--- BEGIN MATERIAL FOR THIS EXERCISE ---
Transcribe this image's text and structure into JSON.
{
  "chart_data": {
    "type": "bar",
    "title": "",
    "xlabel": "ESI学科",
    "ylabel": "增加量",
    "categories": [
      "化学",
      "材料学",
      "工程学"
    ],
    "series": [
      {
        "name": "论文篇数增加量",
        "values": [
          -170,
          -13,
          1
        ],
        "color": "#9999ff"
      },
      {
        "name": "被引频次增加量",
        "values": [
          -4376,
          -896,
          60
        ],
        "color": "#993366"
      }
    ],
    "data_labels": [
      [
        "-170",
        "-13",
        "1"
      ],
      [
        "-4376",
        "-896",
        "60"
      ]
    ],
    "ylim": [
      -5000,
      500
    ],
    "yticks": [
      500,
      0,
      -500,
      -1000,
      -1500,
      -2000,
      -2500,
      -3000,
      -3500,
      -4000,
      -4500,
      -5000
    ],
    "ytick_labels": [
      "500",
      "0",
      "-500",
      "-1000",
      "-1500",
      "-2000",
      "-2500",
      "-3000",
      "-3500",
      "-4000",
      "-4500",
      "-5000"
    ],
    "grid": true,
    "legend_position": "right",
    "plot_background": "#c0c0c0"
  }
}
--- END MATERIAL FOR THIS EXERCISE ---
§ **EXERCISE BRIEF**
Copy the material above, line for line.

§ **SOLUTION FOR THIS EXERCISE**
Transcribe this image's text and structure into JSON.
{
  "chart_data": {
    "type": "bar",
    "title": "",
    "xlabel": "ESI学科",
    "ylabel": "增加量",
    "categories": [
      "化学",
      "材料学",
      "工程学"
    ],
    "series": [
      {
        "name": "论文篇数增加量",
        "values": [
          -170,
          -13,
          1
        ],
        "color": "#9999ff"
      },
      {
        "name": "被引频次增加量",
        "values": [
          -4376,
          -896,
          60
        ],
        "color": "#993366"
      }
    ],
    "data_labels": [
      [
        "-170",
        "-13",
        "1"
      ],
      [
        "-4376",
        "-896",
        "60"
      ]
    ],
    "ylim": [
      -5000,
      500
    ],
    "yticks": [
      500,
      0,
      -500,
      -1000,
      -1500,
      -2000,
      -2500,
      -3000,
      -3500,
      -4000,
      -4500,
      -5000
    ],
    "ytick_labels": [
      "500",
      "0",
      "-500",
      "-1000",
      "-1500",
      "-2000",
      "-2500",
      "-3000",
      "-3500",
      "-4000",
      "-4500",
      "-5000"
    ],
    "grid": true,
    "legend_position": "right",
    "plot_background": "#c0c0c0"
  }
}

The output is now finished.